(Extracts from a graphics dataset)

####################

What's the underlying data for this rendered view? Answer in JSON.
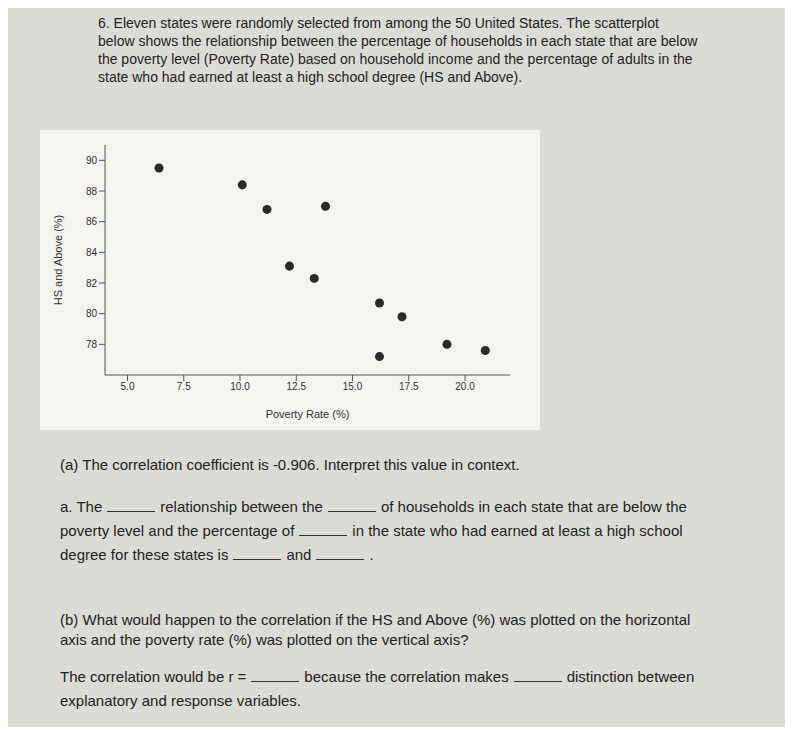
{
  "problem": {
    "number": "6.",
    "text": "Eleven states were randomly selected from among the 50 United States. The scatterplot below shows the relationship between the percentage of households in each state that are below the poverty level (Poverty Rate) based on household income and the percentage of adults in the state who had earned at least a high school degree (HS and Above)."
  },
  "chart_data": {
    "type": "scatter",
    "x_label": "Poverty Rate (%)",
    "y_label": "HS and Above (%)",
    "x": [
      6.4,
      10.1,
      11.2,
      13.8,
      12.2,
      13.3,
      16.2,
      17.2,
      16.2,
      19.2,
      20.9
    ],
    "values": [
      89.5,
      88.4,
      86.8,
      87.0,
      83.1,
      82.3,
      80.7,
      79.8,
      77.2,
      78.0,
      77.6
    ],
    "color": "#2a2a2a",
    "marker": "circle",
    "grid": false,
    "xlim": [
      4,
      22
    ],
    "xticks": [
      {
        "value": 5,
        "label": "5.0"
      },
      7.5,
      {
        "value": 10,
        "label": "10.0"
      },
      12.5,
      {
        "value": 15,
        "label": "15.0"
      },
      17.5,
      {
        "value": 20,
        "label": "20.0"
      }
    ],
    "ylim": [
      76,
      91
    ],
    "yticks": [
      78,
      80,
      82,
      84,
      86,
      88,
      90
    ]
  },
  "part_a": {
    "prompt": "(a) The correlation coefficient is -0.906. Interpret this value in context.",
    "answer_segments": [
      "a. The",
      "relationship between the",
      "of households in each state that are below the poverty level and the percentage of",
      "in the state who had earned at least a high school degree for these states is",
      "and",
      "."
    ]
  },
  "part_b": {
    "prompt": "(b) What would happen to the correlation if the HS and Above (%) was plotted on the horizontal axis and the poverty rate (%) was plotted on the vertical axis?",
    "answer_segments": [
      "The correlation would be r =",
      "because the correlation makes",
      "distinction between explanatory and response variables."
    ]
  }
}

####################

(THE REQUEST)
Copy out all the records exactly, excluding pictures.

(WRITTEN ANSWER)
What's the underlying data for this rendered view? Answer in JSON.
{
  "problem": {
    "number": "6.",
    "text": "Eleven states were randomly selected from among the 50 United States. The scatterplot below shows the relationship between the percentage of households in each state that are below the poverty level (Poverty Rate) based on household income and the percentage of adults in the state who had earned at least a high school degree (HS and Above)."
  },
  "chart_data": {
    "type": "scatter",
    "x_label": "Poverty Rate (%)",
    "y_label": "HS and Above (%)",
    "x": [
      6.4,
      10.1,
      11.2,
      13.8,
      12.2,
      13.3,
      16.2,
      17.2,
      16.2,
      19.2,
      20.9
    ],
    "values": [
      89.5,
      88.4,
      86.8,
      87.0,
      83.1,
      82.3,
      80.7,
      79.8,
      77.2,
      78.0,
      77.6
    ],
    "color": "#2a2a2a",
    "marker": "circle",
    "grid": false,
    "xlim": [
      4,
      22
    ],
    "xticks": [
      {
        "value": 5,
        "label": "5.0"
      },
      7.5,
      {
        "value": 10,
        "label": "10.0"
      },
      12.5,
      {
        "value": 15,
        "label": "15.0"
      },
      17.5,
      {
        "value": 20,
        "label": "20.0"
      }
    ],
    "ylim": [
      76,
      91
    ],
    "yticks": [
      78,
      80,
      82,
      84,
      86,
      88,
      90
    ]
  },
  "part_a": {
    "prompt": "(a) The correlation coefficient is -0.906. Interpret this value in context.",
    "answer_segments": [
      "a. The",
      "relationship between the",
      "of households in each state that are below the poverty level and the percentage of",
      "in the state who had earned at least a high school degree for these states is",
      "and",
      "."
    ]
  },
  "part_b": {
    "prompt": "(b) What would happen to the correlation if the HS and Above (%) was plotted on the horizontal axis and the poverty rate (%) was plotted on the vertical axis?",
    "answer_segments": [
      "The correlation would be r =",
      "because the correlation makes",
      "distinction between explanatory and response variables."
    ]
  }
}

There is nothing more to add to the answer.